··· DATASET ENTRIES ···

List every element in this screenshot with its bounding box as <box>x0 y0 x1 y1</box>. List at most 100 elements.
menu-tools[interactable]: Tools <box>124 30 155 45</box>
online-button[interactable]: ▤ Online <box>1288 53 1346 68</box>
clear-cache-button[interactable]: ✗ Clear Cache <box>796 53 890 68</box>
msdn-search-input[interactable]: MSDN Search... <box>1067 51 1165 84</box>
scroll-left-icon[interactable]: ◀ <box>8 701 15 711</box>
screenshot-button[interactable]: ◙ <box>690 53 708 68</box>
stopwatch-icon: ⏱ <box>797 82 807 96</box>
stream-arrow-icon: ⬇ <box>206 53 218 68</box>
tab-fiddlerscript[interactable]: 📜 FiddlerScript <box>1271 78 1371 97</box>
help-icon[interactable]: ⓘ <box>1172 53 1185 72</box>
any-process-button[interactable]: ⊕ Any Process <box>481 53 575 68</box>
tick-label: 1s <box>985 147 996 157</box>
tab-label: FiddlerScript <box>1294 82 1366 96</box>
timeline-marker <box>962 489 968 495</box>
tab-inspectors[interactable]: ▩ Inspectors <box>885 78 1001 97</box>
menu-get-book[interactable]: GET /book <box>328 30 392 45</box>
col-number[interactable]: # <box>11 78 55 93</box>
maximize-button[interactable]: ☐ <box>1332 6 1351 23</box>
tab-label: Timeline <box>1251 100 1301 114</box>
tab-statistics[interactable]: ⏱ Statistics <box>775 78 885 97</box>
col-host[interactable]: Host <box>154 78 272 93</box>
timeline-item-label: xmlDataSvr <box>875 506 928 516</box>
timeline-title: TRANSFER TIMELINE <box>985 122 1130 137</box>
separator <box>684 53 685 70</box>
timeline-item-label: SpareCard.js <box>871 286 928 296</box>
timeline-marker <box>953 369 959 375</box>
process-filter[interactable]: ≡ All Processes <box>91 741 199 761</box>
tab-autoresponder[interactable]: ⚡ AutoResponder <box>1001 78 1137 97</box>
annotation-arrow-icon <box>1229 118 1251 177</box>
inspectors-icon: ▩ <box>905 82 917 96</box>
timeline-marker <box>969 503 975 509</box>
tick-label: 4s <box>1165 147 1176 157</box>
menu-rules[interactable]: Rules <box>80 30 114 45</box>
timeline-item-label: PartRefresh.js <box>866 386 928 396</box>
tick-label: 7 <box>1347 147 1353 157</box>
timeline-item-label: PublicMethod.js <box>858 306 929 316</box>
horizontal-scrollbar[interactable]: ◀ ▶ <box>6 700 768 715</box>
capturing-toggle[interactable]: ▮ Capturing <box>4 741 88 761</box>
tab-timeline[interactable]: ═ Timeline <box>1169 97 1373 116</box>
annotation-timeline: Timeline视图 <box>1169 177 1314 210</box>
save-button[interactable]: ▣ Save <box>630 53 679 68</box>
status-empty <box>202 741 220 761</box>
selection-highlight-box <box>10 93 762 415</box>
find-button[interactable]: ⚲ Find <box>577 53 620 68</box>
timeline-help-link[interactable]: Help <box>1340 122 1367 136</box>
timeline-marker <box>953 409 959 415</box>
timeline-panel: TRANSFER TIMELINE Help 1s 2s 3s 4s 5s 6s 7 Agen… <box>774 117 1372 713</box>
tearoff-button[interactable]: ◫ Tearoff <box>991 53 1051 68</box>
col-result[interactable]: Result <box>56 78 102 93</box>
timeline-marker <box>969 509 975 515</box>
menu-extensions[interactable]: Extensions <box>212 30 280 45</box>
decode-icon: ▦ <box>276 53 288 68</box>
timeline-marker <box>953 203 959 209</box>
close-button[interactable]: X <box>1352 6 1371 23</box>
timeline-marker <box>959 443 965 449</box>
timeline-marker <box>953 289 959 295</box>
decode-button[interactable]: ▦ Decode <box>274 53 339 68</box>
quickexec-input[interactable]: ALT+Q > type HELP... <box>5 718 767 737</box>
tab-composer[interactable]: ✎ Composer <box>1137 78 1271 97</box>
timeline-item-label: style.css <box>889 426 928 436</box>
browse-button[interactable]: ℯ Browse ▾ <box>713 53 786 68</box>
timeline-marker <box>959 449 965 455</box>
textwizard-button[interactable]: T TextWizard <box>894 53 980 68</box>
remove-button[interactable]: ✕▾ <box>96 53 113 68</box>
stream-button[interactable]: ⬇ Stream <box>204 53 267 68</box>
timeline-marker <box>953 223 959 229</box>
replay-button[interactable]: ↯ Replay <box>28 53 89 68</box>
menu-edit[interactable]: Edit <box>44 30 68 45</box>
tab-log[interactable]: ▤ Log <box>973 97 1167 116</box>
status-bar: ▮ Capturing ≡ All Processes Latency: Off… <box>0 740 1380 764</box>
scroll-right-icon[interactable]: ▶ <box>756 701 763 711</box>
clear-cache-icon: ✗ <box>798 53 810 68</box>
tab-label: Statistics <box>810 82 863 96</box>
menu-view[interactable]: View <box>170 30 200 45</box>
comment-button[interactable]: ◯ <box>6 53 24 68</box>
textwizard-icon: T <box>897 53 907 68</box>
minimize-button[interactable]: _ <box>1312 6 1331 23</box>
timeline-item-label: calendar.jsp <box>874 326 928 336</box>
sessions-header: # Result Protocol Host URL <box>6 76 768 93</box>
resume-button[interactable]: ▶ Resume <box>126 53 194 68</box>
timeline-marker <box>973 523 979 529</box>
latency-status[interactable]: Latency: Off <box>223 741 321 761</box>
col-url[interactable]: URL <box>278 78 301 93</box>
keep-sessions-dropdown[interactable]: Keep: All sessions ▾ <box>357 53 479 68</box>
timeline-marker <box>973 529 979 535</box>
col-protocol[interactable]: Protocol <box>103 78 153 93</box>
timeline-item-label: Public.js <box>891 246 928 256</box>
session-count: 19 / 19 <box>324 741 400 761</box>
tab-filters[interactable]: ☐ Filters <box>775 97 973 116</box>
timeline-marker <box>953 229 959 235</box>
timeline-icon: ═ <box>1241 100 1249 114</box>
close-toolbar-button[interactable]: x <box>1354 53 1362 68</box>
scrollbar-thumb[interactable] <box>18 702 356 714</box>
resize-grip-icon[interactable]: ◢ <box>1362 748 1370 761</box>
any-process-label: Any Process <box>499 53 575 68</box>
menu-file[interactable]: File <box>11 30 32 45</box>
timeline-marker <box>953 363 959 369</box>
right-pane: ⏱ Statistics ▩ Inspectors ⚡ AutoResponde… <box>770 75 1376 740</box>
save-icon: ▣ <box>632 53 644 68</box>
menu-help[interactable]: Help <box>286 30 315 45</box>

···

_THE TASK_. Show every line of the material above that contains the string "textwizard", copying each one in full.

_WRITTEN ANSWER_.
textwizard-button[interactable]: T TextWizard <box>894 53 980 68</box>
textwizard-icon: T <box>897 53 907 68</box>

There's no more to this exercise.